_To be done_
Could you format every line of the records below as a JSON list of strings, one string per line, with blank lines skipped and the pictures left out?

_Data supplied_
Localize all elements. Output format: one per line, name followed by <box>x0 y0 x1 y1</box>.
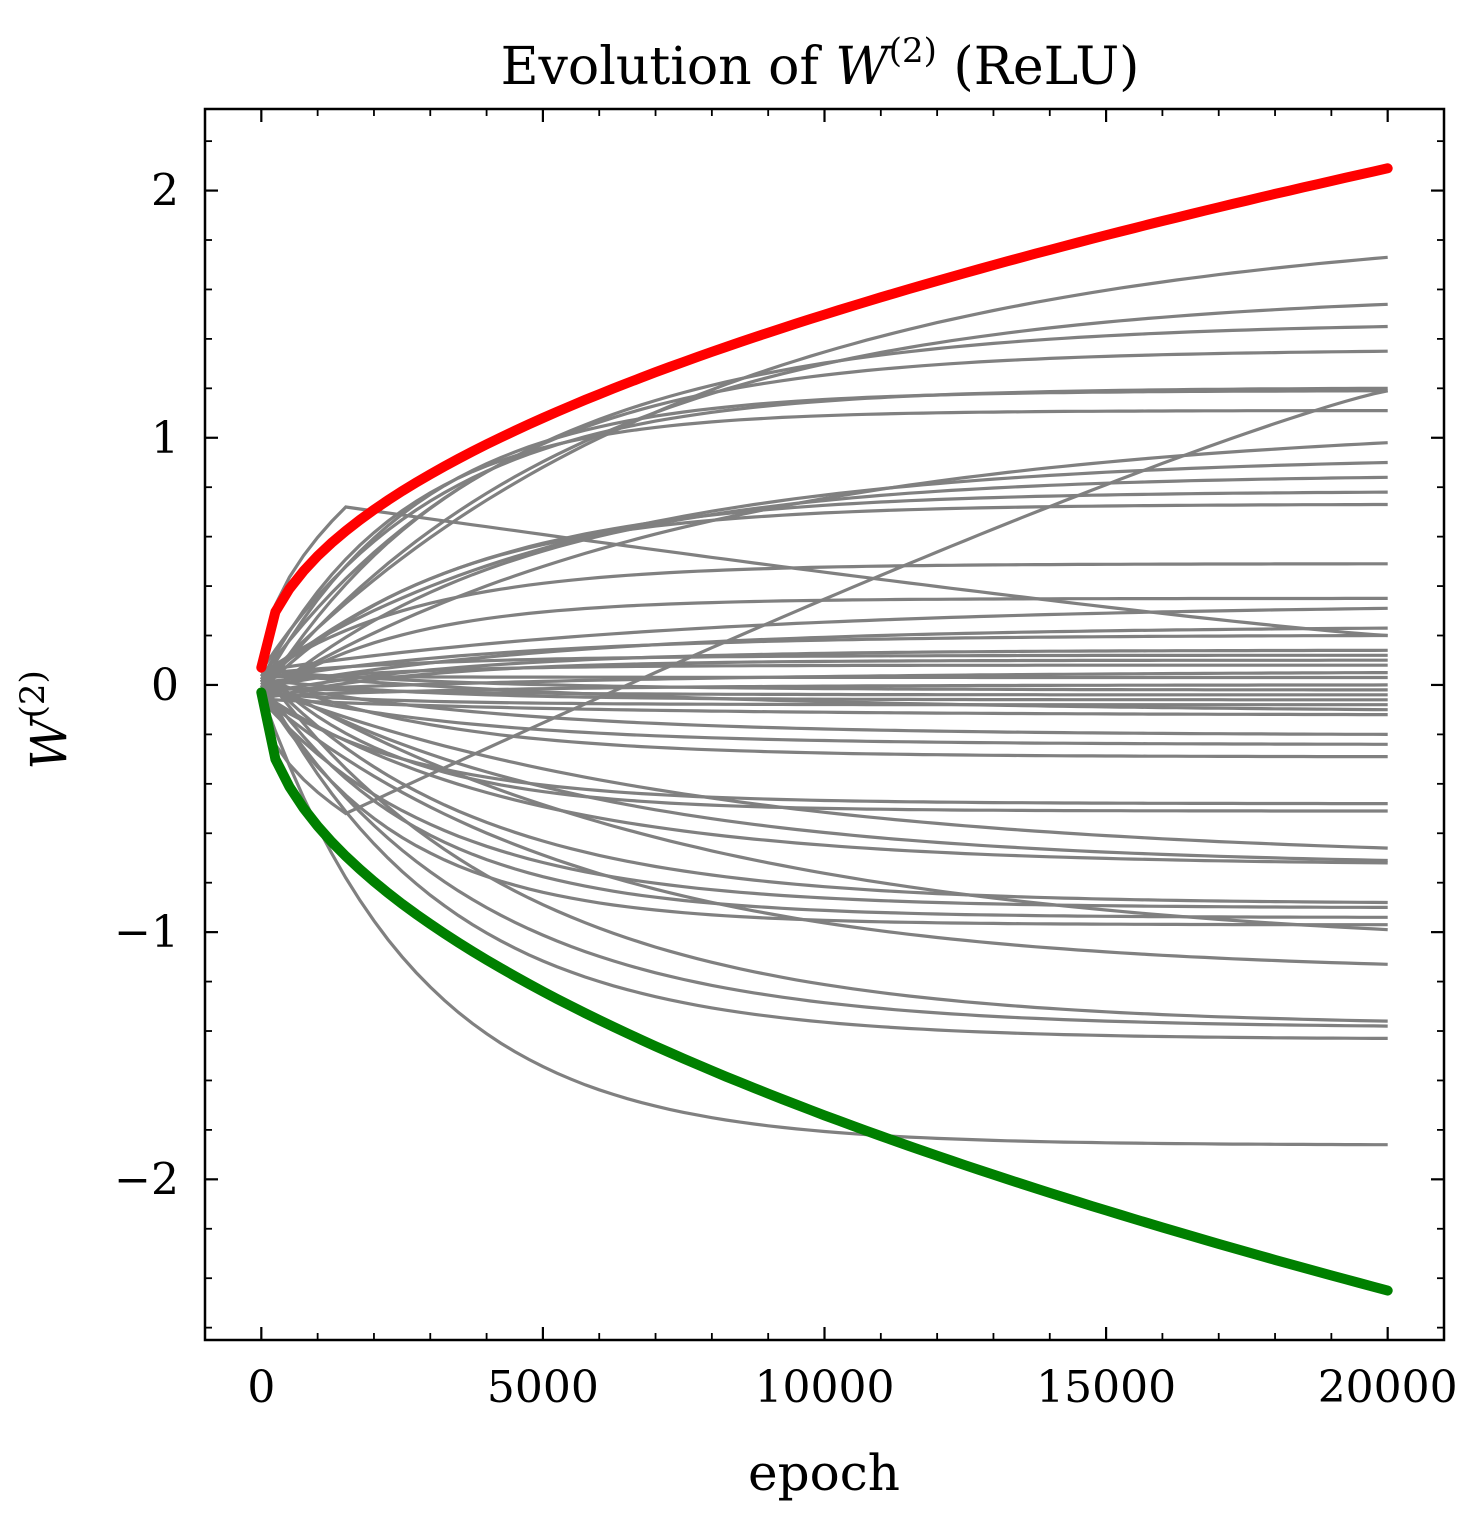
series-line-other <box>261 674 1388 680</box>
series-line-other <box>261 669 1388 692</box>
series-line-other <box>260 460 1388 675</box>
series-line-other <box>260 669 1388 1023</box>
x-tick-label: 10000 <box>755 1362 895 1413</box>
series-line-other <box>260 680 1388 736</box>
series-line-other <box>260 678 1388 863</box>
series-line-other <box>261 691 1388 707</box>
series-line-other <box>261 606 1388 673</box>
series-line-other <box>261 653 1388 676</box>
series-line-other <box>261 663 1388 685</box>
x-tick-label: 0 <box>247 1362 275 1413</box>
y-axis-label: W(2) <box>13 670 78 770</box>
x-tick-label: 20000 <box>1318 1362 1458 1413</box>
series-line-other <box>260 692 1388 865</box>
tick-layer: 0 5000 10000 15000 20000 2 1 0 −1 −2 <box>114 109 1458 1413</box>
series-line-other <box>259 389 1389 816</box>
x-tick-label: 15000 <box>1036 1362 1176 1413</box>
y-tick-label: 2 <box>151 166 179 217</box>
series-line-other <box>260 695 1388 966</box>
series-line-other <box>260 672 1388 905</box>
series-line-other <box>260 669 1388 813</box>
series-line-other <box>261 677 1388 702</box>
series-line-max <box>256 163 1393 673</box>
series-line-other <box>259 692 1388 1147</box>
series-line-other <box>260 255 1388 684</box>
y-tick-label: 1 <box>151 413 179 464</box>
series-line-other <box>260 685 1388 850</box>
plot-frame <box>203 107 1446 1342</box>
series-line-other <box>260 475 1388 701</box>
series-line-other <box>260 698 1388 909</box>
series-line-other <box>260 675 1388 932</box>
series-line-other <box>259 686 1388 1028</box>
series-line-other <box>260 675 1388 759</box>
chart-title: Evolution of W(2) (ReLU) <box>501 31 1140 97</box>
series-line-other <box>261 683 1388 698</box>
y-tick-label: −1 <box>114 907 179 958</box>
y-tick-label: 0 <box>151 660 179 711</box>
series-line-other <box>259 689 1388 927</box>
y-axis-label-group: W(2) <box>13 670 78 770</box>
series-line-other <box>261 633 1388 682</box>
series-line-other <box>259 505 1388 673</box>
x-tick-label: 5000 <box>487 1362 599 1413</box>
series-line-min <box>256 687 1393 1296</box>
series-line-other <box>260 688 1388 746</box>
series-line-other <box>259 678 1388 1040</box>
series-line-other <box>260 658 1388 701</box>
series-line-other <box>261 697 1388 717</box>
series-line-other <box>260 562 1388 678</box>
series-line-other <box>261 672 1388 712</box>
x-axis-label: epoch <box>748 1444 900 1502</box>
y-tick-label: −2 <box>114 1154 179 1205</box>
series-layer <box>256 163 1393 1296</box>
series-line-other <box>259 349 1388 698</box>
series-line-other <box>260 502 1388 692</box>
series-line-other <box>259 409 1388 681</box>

_The completed task_
[
  "Localize all elements. Output format: one per line, name followed by <box>x0 y0 x1 y1</box>.",
  "series-line-other <box>261 674 1388 680</box>",
  "series-line-other <box>261 669 1388 692</box>",
  "series-line-other <box>260 460 1388 675</box>",
  "series-line-other <box>260 669 1388 1023</box>",
  "x-tick-label: 10000 <box>755 1362 895 1413</box>",
  "series-line-other <box>260 680 1388 736</box>",
  "series-line-other <box>260 678 1388 863</box>",
  "series-line-other <box>261 691 1388 707</box>",
  "series-line-other <box>261 606 1388 673</box>",
  "series-line-other <box>261 653 1388 676</box>",
  "series-line-other <box>261 663 1388 685</box>",
  "x-tick-label: 0 <box>247 1362 275 1413</box>",
  "y-axis-label: W(2) <box>13 670 78 770</box>",
  "x-tick-label: 20000 <box>1318 1362 1458 1413</box>",
  "series-line-other <box>260 692 1388 865</box>",
  "tick-layer: 0 5000 10000 15000 20000 2 1 0 −1 −2 <box>114 109 1458 1413</box>",
  "series-line-other <box>259 389 1389 816</box>",
  "x-tick-label: 15000 <box>1036 1362 1176 1413</box>",
  "y-tick-label: 2 <box>151 166 179 217</box>",
  "series-line-other <box>260 695 1388 966</box>",
  "series-line-other <box>260 672 1388 905</box>",
  "series-line-other <box>260 669 1388 813</box>",
  "series-line-other <box>261 677 1388 702</box>",
  "series-line-max <box>256 163 1393 673</box>",
  "series-line-other <box>259 692 1388 1147</box>",
  "series-line-other <box>260 255 1388 684</box>",
  "y-tick-label: 1 <box>151 413 179 464</box>",
  "series-line-other <box>260 685 1388 850</box>",
  "plot-frame <box>203 107 1446 1342</box>",
  "series-line-other <box>260 475 1388 701</box>",
  "series-line-other <box>260 698 1388 909</box>",
  "series-line-other <box>260 675 1388 932</box>",
  "series-line-other <box>259 686 1388 1028</box>",
  "series-line-other <box>260 675 1388 759</box>",
  "chart-title: Evolution of W(2) (ReLU) <box>501 31 1140 97</box>",
  "series-line-other <box>261 683 1388 698</box>",
  "y-tick-label: −1 <box>114 907 179 958</box>",
  "y-tick-label: 0 <box>151 660 179 711</box>",
  "series-line-other <box>259 689 1388 927</box>",
  "y-axis-label-group: W(2) <box>13 670 78 770</box>",
  "series-line-other <box>261 633 1388 682</box>",
  "series-line-other <box>259 505 1388 673</box>",
  "x-tick-label: 5000 <box>487 1362 599 1413</box>",
  "series-line-min <box>256 687 1393 1296</box>",
  "series-line-other <box>260 688 1388 746</box>",
  "series-line-other <box>259 678 1388 1040</box>",
  "series-line-other <box>260 658 1388 701</box>",
  "series-line-other <box>261 697 1388 717</box>",
  "series-line-other <box>260 562 1388 678</box>",
  "series-line-other <box>261 672 1388 712</box>",
  "x-axis-label: epoch <box>748 1444 900 1502</box>",
  "y-tick-label: −2 <box>114 1154 179 1205</box>",
  "series-layer <box>256 163 1393 1296</box>",
  "series-line-other <box>259 349 1388 698</box>",
  "series-line-other <box>260 502 1388 692</box>",
  "series-line-other <box>259 409 1388 681</box>"
]